** Start **

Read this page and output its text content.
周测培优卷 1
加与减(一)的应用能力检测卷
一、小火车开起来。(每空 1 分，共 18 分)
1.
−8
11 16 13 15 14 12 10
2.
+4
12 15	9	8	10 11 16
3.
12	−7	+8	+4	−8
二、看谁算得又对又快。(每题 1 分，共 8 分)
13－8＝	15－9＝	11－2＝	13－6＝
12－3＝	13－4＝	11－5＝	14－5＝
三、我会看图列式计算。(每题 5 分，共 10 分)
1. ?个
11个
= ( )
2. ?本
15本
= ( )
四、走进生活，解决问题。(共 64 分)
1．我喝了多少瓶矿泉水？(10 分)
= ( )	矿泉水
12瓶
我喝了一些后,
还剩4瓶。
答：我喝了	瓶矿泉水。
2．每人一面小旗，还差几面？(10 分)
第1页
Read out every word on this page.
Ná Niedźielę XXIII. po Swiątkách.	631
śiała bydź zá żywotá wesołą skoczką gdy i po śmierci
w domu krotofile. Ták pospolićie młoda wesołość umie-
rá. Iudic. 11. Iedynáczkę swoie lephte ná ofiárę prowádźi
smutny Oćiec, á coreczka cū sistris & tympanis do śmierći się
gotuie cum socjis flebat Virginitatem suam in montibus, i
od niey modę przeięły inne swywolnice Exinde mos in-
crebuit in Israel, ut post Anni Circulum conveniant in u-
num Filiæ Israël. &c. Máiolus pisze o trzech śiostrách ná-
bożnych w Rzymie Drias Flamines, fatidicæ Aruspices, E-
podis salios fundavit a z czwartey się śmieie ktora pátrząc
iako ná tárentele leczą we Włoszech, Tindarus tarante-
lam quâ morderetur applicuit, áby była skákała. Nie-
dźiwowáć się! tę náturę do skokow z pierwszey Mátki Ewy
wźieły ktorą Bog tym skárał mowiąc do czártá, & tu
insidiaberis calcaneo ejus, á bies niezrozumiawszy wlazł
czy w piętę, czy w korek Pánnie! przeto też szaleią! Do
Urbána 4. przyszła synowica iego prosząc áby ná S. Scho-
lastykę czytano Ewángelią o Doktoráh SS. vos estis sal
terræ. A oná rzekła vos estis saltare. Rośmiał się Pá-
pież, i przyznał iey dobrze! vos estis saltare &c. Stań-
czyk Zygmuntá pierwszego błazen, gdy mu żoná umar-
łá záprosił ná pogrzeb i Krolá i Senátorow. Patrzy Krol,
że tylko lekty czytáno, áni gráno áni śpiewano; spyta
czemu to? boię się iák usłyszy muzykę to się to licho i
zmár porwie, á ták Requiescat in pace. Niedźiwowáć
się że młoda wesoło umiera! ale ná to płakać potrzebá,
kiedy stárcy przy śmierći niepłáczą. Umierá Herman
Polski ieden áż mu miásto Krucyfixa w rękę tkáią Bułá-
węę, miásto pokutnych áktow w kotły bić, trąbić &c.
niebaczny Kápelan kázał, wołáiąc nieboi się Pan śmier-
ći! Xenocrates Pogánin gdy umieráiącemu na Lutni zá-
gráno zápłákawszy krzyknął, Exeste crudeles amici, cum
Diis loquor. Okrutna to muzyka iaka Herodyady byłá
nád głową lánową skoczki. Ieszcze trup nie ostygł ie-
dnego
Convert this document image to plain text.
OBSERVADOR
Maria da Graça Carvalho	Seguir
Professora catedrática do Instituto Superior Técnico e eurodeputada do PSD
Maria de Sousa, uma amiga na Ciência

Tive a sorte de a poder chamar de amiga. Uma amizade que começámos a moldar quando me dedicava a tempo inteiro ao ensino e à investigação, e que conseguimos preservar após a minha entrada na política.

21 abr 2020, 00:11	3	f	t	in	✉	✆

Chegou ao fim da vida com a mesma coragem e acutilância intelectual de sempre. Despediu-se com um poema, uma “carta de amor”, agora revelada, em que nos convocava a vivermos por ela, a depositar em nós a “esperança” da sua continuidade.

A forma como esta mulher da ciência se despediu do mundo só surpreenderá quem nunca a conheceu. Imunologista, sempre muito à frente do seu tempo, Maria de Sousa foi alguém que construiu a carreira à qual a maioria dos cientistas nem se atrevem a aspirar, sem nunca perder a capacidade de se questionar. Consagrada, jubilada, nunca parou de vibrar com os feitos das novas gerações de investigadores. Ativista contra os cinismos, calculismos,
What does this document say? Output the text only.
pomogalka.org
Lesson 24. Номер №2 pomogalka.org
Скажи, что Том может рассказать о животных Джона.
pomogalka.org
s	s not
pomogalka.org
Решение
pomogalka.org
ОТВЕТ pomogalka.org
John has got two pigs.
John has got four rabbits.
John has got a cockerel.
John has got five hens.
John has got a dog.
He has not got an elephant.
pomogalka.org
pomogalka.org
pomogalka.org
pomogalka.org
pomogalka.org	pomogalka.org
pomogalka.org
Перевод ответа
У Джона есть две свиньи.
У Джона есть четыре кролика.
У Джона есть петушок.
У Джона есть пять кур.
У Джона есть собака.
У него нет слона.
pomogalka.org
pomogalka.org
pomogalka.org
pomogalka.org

** End **

INSTRUCTIONS FOR THE TASK >>
Find "What does this" in the data above, then repeat that line and all lines after it exactly, ending with the final line.

FULL RESPONSE >>
What does this document say? Output the text only.
pomogalka.org
Lesson 24. Номер №2 pomogalka.org
Скажи, что Том может рассказать о животных Джона.
pomogalka.org
s	s not
pomogalka.org
Решение
pomogalka.org
ОТВЕТ pomogalka.org
John has got two pigs.
John has got four rabbits.
John has got a cockerel.
John has got five hens.
John has got a dog.
He has not got an elephant.
pomogalka.org
pomogalka.org
pomogalka.org
pomogalka.org
pomogalka.org	pomogalka.org
pomogalka.org
Перевод ответа
У Джона есть две свиньи.
У Джона есть четыре кролика.
У Джона есть петушок.
У Джона есть пять кур.
У Джона есть собака.
У него нет слона.
pomogalka.org
pomogalka.org
pomogalka.org
pomogalka.org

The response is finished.